**ASSIGNMENT**
Look for the word "CASOS" in the material below. Copy each line that has it.

**DATA FOR THIS EXERCISE**
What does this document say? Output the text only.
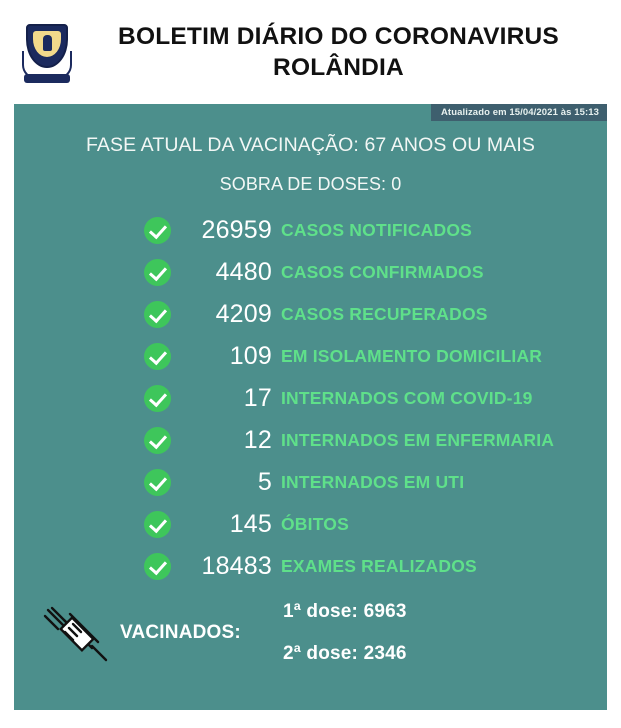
BOLETIM DIÁRIO DO CORONAVIRUS ROLÂNDIA
Atualizado em 15/04/2021 às 15:13
FASE ATUAL DA VACINAÇÃO: 67 ANOS OU MAIS
SOBRA DE DOSES: 0
26959 CASOS NOTIFICADOS
4480 CASOS CONFIRMADOS
4209 CASOS RECUPERADOS
109 EM ISOLAMENTO DOMICILIAR
17 INTERNADOS COM COVID-19
12 INTERNADOS EM ENFERMARIA
5 INTERNADOS EM UTI
145 ÓBITOS
18483 EXAMES REALIZADOS
VACINADOS:
1ª dose: 6963
2ª dose: 2346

**WRITTEN RESPONSE**
26959 CASOS NOTIFICADOS
4480 CASOS CONFIRMADOS
4209 CASOS RECUPERADOS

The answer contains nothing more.